=== EXERCISE GOAL ===
Write out, precisely and in full, each line of the material.

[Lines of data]
────────────────────────────────────────
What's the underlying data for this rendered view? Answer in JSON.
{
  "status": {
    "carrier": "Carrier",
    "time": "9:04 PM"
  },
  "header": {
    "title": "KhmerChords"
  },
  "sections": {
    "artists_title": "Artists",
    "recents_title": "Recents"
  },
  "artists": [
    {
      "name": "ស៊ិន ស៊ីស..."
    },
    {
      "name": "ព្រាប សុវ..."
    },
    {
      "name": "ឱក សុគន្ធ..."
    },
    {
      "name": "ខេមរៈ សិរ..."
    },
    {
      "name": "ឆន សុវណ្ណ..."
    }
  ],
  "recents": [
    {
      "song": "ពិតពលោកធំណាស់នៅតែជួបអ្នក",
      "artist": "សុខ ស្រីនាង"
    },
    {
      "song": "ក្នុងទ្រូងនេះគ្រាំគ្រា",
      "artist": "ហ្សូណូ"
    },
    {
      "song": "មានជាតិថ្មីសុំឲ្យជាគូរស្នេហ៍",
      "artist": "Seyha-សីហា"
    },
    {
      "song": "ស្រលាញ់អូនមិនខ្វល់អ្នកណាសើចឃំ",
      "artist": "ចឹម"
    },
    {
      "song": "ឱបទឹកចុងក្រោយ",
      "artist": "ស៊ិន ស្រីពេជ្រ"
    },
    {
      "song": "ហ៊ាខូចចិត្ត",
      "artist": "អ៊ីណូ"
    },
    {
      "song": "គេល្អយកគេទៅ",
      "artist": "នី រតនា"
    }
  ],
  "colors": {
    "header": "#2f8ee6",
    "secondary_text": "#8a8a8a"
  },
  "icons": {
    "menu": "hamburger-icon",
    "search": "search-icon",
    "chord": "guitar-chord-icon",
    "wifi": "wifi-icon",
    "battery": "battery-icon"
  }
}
────────────────────────────────────────
=== EXERCISE SOLUTION ===
What's the underlying data for this rendered view? Answer in JSON.
{
  "status": {
    "carrier": "Carrier",
    "time": "9:04 PM"
  },
  "header": {
    "title": "KhmerChords"
  },
  "sections": {
    "artists_title": "Artists",
    "recents_title": "Recents"
  },
  "artists": [
    {
      "name": "ស៊ិន ស៊ីស..."
    },
    {
      "name": "ព្រាប សុវ..."
    },
    {
      "name": "ឱក សុគន្ធ..."
    },
    {
      "name": "ខេមរៈ សិរ..."
    },
    {
      "name": "ឆន សុវណ្ណ..."
    }
  ],
  "recents": [
    {
      "song": "ពិតពលោកធំណាស់នៅតែជួបអ្នក",
      "artist": "សុខ ស្រីនាង"
    },
    {
      "song": "ក្នុងទ្រូងនេះគ្រាំគ្រា",
      "artist": "ហ្សូណូ"
    },
    {
      "song": "មានជាតិថ្មីសុំឲ្យជាគូរស្នេហ៍",
      "artist": "Seyha-សីហា"
    },
    {
      "song": "ស្រលាញ់អូនមិនខ្វល់អ្នកណាសើចឃំ",
      "artist": "ចឹម"
    },
    {
      "song": "ឱបទឹកចុងក្រោយ",
      "artist": "ស៊ិន ស្រីពេជ្រ"
    },
    {
      "song": "ហ៊ាខូចចិត្ត",
      "artist": "អ៊ីណូ"
    },
    {
      "song": "គេល្អយកគេទៅ",
      "artist": "នី រតនា"
    }
  ],
  "colors": {
    "header": "#2f8ee6",
    "secondary_text": "#8a8a8a"
  },
  "icons": {
    "menu": "hamburger-icon",
    "search": "search-icon",
    "chord": "guitar-chord-icon",
    "wifi": "wifi-icon",
    "battery": "battery-icon"
  }
}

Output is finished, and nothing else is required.